**Given information**
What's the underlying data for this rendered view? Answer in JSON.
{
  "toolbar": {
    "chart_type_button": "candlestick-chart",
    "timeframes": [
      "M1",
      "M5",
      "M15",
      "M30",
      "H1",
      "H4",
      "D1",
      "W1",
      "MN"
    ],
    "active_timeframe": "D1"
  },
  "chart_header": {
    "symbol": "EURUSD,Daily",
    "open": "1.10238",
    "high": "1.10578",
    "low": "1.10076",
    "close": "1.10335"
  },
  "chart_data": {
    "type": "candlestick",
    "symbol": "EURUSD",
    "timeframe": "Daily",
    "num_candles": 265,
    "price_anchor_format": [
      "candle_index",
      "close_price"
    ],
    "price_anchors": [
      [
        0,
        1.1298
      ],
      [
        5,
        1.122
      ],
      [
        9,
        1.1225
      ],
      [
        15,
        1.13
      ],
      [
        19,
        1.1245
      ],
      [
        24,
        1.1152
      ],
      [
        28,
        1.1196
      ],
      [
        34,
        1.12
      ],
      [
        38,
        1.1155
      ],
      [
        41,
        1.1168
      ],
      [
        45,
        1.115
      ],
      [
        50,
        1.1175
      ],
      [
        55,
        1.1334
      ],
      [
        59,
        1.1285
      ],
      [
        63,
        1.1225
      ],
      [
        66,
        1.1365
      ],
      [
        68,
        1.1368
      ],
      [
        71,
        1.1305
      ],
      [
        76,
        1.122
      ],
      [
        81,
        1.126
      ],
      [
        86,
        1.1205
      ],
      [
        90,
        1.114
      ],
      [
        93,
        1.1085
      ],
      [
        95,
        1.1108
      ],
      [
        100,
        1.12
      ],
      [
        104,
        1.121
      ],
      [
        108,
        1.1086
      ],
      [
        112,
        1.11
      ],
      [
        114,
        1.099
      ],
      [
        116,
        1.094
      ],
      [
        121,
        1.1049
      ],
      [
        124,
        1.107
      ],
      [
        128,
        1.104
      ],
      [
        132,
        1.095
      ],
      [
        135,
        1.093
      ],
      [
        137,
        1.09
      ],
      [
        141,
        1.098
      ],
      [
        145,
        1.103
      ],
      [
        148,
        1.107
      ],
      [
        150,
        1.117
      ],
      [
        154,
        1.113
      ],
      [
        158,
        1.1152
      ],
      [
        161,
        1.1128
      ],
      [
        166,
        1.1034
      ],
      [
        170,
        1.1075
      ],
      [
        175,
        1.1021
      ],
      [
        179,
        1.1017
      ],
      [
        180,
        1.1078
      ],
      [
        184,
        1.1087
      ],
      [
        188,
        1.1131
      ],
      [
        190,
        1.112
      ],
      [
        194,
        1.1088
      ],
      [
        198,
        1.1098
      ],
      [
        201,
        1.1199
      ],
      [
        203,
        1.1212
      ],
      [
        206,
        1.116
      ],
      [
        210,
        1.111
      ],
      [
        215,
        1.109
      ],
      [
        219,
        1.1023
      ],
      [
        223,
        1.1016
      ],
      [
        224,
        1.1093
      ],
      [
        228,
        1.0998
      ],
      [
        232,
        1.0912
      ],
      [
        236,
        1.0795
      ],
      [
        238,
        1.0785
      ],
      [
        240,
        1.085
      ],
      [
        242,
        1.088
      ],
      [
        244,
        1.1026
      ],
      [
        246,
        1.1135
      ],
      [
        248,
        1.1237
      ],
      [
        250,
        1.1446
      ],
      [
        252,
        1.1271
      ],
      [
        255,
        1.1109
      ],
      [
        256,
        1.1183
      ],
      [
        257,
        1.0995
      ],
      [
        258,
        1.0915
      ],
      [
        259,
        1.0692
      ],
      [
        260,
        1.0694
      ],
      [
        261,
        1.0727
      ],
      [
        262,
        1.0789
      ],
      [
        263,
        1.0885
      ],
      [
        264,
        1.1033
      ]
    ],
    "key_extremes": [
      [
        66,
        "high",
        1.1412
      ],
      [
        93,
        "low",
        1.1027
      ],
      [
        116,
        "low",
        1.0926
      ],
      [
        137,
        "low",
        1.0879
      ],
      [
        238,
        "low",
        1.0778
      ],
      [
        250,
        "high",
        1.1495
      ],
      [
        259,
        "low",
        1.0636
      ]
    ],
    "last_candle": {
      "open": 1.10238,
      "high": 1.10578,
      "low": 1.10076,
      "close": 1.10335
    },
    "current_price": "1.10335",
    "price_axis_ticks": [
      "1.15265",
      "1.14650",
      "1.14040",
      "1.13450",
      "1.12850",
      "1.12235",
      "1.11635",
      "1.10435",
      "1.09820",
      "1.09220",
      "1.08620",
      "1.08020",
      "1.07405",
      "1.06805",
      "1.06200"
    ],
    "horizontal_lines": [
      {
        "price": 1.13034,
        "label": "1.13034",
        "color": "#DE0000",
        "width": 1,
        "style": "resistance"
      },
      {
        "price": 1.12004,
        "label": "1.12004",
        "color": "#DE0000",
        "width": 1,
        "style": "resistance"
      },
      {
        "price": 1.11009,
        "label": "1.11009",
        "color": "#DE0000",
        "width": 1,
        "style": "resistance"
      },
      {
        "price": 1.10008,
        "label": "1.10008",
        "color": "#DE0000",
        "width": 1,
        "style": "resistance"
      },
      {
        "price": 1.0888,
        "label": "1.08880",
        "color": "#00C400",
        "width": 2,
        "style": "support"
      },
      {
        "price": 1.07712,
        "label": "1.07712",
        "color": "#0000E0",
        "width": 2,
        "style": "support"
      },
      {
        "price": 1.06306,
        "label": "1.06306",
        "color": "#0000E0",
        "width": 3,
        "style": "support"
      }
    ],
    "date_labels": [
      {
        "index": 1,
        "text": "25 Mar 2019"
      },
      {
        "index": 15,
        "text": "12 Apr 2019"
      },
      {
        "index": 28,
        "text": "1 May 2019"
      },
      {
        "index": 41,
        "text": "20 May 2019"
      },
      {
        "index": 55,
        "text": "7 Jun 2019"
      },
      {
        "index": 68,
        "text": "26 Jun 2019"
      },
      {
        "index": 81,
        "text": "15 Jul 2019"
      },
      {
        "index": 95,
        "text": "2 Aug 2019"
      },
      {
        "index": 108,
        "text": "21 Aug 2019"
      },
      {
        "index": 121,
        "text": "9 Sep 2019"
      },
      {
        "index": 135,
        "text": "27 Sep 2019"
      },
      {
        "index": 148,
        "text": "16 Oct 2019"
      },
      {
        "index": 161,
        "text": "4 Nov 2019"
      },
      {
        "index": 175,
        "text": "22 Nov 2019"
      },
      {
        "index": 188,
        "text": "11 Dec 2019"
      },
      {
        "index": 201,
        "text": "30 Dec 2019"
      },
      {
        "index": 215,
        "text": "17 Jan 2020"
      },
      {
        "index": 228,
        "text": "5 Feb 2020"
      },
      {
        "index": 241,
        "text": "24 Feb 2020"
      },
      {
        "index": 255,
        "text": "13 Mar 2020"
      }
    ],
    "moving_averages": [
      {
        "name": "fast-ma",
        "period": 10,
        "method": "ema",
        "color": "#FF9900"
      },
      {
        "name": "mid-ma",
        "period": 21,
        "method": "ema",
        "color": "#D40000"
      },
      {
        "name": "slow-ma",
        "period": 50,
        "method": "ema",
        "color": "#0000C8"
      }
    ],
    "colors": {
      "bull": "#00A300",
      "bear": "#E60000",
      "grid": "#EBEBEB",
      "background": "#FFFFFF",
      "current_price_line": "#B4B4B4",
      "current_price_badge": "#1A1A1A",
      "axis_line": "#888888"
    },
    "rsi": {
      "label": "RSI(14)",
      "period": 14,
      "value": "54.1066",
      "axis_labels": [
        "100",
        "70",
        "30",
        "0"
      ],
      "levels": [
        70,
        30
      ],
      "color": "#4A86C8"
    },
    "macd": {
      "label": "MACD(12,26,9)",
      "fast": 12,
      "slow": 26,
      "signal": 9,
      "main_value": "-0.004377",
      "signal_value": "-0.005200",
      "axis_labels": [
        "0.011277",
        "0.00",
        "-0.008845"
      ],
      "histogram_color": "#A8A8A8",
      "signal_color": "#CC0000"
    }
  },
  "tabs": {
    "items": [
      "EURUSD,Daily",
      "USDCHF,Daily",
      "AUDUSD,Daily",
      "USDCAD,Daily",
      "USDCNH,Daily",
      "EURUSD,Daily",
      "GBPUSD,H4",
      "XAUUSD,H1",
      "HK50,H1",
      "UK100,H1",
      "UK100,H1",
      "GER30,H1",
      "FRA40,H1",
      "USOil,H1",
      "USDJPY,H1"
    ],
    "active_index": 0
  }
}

**What you will do**
For each line of the listing that holds the word "Daily", show that line.

**Exercise answer**
    "symbol": "EURUSD,Daily",
    "timeframe": "Daily",
      "EURUSD,Daily",
      "USDCHF,Daily",
      "AUDUSD,Daily",
      "USDCAD,Daily",
      "USDCNH,Daily",
      "EURUSD,Daily",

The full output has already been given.